__Problem to solve__.
Copy each line where the word "анализа" occurs.
***** Data extract *****
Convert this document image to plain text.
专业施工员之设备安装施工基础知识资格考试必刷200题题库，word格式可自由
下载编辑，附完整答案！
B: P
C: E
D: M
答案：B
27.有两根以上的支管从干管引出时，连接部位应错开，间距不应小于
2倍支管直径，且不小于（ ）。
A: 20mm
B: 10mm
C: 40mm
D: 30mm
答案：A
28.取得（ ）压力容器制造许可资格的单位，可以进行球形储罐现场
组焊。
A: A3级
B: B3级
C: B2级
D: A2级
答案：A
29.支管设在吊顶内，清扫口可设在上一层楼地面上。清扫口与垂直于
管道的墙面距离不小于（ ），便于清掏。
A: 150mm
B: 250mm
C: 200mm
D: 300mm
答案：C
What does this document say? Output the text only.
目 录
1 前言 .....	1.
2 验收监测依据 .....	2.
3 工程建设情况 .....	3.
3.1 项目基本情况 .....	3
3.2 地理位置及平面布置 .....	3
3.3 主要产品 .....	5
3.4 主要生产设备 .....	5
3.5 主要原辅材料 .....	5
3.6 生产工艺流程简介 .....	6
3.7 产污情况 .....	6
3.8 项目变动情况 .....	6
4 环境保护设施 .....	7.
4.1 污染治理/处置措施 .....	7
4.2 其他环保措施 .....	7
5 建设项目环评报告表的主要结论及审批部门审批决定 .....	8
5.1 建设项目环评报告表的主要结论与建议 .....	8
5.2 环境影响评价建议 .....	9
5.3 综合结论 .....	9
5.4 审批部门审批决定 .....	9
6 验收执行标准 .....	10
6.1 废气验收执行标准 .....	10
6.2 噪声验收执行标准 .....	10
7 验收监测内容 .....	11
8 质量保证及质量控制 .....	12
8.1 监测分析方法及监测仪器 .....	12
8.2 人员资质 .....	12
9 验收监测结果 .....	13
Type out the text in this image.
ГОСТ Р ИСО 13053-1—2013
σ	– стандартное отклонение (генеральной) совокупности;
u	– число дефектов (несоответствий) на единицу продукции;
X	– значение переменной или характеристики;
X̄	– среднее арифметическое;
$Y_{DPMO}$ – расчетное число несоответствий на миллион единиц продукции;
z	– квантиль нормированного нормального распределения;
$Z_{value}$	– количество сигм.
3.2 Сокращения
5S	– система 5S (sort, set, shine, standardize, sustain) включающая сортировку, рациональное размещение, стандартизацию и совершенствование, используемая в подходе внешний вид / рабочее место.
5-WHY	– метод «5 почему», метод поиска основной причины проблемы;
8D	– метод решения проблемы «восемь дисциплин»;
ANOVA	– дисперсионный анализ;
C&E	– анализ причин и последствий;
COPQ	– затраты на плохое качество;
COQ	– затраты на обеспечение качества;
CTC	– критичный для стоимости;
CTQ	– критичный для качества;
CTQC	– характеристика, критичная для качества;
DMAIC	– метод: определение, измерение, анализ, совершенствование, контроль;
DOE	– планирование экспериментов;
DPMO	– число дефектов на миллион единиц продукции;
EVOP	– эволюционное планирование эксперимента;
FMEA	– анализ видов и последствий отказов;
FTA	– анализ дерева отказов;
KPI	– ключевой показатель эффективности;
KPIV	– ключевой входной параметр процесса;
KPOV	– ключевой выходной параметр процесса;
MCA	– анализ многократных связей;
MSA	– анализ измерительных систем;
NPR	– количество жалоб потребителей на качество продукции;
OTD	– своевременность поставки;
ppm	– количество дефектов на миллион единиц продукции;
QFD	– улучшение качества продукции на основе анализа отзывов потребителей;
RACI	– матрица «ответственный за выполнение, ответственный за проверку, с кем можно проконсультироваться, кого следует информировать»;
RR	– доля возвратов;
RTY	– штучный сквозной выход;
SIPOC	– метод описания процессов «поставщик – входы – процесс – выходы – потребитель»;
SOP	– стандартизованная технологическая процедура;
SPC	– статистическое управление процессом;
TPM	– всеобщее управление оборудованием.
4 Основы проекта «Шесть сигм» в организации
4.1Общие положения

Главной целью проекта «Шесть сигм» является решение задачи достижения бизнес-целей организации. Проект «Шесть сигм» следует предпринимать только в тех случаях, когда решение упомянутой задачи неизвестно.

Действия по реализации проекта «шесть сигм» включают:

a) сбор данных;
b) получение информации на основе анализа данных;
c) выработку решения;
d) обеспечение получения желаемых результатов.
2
*****
__Final answer__.
QFD	– улучшение качества продукции на основе анализа отзывов потребителей;
b) получение информации на основе анализа данных;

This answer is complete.